WHAT TO PRODUCE:
In the material below, find every line with "sljedećih" and pull it out.

RECORDS SHOWN:
# # # # #
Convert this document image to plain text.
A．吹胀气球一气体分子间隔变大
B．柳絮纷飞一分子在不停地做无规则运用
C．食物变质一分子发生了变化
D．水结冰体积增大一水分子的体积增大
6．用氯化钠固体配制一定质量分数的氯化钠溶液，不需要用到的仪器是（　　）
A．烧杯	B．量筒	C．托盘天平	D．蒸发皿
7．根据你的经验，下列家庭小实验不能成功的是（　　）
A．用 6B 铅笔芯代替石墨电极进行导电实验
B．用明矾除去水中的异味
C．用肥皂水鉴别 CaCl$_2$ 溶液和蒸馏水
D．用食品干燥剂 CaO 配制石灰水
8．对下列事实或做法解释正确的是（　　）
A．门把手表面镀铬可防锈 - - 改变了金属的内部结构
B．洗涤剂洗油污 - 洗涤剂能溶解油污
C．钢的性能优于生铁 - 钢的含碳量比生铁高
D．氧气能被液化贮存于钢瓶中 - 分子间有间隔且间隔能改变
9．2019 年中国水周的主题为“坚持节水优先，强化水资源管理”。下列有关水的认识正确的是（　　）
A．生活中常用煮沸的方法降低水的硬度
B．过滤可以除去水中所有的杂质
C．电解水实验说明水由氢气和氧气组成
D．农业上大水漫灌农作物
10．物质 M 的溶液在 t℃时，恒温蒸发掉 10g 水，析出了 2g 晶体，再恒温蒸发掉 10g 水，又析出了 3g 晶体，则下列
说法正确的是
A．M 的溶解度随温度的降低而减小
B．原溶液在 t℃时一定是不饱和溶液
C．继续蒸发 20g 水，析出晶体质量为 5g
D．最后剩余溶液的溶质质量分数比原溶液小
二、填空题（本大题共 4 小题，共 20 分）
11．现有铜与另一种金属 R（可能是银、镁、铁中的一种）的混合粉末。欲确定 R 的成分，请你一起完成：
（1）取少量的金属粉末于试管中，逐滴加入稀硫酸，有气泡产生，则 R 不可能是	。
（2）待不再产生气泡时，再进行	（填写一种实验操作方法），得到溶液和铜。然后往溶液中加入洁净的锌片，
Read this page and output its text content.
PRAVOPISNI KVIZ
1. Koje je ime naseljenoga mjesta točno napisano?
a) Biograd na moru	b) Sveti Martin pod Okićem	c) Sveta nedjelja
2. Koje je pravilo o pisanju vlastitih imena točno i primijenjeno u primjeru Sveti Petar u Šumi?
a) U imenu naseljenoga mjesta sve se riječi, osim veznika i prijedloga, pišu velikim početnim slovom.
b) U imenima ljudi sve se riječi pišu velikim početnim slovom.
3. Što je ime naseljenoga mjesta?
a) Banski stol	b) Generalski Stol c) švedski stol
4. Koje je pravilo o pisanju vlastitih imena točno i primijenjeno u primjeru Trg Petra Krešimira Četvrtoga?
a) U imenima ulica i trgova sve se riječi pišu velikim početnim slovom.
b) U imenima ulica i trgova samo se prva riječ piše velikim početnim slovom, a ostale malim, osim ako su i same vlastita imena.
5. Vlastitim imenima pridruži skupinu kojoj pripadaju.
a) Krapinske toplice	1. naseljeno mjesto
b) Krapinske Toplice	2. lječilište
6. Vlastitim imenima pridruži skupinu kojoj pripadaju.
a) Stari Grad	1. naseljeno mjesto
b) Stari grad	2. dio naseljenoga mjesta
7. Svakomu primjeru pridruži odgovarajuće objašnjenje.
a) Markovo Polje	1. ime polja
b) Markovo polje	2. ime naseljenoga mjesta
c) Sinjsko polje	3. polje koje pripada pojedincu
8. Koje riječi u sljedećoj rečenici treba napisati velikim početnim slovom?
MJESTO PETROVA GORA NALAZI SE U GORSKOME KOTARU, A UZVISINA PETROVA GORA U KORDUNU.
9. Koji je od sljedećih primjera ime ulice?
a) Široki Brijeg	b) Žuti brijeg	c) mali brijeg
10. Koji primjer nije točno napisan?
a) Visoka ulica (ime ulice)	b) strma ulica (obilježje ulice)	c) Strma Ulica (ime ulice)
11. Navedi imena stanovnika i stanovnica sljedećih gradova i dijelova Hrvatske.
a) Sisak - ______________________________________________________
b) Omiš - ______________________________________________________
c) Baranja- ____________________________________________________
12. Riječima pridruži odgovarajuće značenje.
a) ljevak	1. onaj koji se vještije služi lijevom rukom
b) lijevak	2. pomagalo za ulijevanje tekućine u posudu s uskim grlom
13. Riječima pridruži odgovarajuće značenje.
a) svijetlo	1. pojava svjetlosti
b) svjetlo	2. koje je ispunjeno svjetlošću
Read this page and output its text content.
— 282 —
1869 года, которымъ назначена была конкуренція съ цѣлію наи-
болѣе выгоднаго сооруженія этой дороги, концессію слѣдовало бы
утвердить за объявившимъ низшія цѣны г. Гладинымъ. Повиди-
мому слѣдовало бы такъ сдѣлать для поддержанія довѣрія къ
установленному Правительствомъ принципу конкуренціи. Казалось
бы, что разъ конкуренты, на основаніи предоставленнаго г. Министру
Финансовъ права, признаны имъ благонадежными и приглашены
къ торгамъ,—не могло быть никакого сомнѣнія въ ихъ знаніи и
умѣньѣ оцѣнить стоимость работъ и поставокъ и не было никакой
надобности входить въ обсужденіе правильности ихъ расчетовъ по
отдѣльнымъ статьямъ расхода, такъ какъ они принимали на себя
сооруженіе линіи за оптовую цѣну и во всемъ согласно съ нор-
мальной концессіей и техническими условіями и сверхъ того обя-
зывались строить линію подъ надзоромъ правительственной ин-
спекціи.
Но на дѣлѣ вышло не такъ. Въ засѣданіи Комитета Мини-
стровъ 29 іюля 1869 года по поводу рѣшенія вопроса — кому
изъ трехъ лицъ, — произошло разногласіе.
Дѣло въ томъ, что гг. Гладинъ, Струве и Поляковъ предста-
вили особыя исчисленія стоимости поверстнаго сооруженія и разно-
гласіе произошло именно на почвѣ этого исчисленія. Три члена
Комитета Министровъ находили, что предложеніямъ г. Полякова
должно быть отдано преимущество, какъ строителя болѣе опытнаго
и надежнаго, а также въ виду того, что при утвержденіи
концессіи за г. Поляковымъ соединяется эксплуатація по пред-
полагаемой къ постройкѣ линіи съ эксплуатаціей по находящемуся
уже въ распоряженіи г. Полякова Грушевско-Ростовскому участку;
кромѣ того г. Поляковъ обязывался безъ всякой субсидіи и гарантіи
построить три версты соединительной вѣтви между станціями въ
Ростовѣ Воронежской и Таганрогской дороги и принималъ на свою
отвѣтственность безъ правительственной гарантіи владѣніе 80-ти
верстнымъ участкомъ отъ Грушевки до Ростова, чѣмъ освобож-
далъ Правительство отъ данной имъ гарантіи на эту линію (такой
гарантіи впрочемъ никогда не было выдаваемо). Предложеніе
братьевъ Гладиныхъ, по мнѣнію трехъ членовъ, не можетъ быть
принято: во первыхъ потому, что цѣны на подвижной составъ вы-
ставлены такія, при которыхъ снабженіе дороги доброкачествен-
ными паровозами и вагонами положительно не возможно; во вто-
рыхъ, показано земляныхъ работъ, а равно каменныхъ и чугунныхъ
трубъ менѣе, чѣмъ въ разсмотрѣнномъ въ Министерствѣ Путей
# # # # #
THE REPLY:
9. Koji je od sljedećih primjera ime ulice?
11. Navedi imena stanovnika i stanovnica sljedećih gradova i dijelova Hrvatske.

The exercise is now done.